_Given task:_
What follows is a set of records, each of which is to be written out exactly.

- - -

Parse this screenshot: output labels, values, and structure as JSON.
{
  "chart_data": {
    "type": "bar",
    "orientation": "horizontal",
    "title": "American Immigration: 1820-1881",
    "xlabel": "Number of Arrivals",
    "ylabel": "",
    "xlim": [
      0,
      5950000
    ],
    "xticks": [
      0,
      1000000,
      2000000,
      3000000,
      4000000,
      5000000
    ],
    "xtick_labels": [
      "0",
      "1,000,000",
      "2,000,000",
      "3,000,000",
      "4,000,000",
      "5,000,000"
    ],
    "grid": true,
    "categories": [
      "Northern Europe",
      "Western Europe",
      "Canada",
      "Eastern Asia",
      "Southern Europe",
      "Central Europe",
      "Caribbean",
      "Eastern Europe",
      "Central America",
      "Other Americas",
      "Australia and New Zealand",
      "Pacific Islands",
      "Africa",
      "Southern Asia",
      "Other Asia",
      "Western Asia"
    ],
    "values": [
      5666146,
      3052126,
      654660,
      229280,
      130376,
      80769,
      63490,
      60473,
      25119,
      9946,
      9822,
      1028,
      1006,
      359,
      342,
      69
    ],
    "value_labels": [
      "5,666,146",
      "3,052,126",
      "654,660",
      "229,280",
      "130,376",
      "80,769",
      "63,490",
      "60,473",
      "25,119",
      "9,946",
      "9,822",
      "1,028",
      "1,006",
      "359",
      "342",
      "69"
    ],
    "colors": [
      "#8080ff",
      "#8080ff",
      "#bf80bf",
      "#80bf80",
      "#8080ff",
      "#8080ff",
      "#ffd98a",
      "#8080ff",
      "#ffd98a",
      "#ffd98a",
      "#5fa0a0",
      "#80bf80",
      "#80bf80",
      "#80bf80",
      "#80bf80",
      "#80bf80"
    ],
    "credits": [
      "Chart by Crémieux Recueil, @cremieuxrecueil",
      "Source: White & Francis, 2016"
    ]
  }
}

- - -

_Result for this exercise:_
Parse this screenshot: output labels, values, and structure as JSON.
{
  "chart_data": {
    "type": "bar",
    "orientation": "horizontal",
    "title": "American Immigration: 1820-1881",
    "xlabel": "Number of Arrivals",
    "ylabel": "",
    "xlim": [
      0,
      5950000
    ],
    "xticks": [
      0,
      1000000,
      2000000,
      3000000,
      4000000,
      5000000
    ],
    "xtick_labels": [
      "0",
      "1,000,000",
      "2,000,000",
      "3,000,000",
      "4,000,000",
      "5,000,000"
    ],
    "grid": true,
    "categories": [
      "Northern Europe",
      "Western Europe",
      "Canada",
      "Eastern Asia",
      "Southern Europe",
      "Central Europe",
      "Caribbean",
      "Eastern Europe",
      "Central America",
      "Other Americas",
      "Australia and New Zealand",
      "Pacific Islands",
      "Africa",
      "Southern Asia",
      "Other Asia",
      "Western Asia"
    ],
    "values": [
      5666146,
      3052126,
      654660,
      229280,
      130376,
      80769,
      63490,
      60473,
      25119,
      9946,
      9822,
      1028,
      1006,
      359,
      342,
      69
    ],
    "value_labels": [
      "5,666,146",
      "3,052,126",
      "654,660",
      "229,280",
      "130,376",
      "80,769",
      "63,490",
      "60,473",
      "25,119",
      "9,946",
      "9,822",
      "1,028",
      "1,006",
      "359",
      "342",
      "69"
    ],
    "colors": [
      "#8080ff",
      "#8080ff",
      "#bf80bf",
      "#80bf80",
      "#8080ff",
      "#8080ff",
      "#ffd98a",
      "#8080ff",
      "#ffd98a",
      "#ffd98a",
      "#5fa0a0",
      "#80bf80",
      "#80bf80",
      "#80bf80",
      "#80bf80",
      "#80bf80"
    ],
    "credits": [
      "Chart by Crémieux Recueil, @cremieuxrecueil",
      "Source: White & Francis, 2016"
    ]
  }
}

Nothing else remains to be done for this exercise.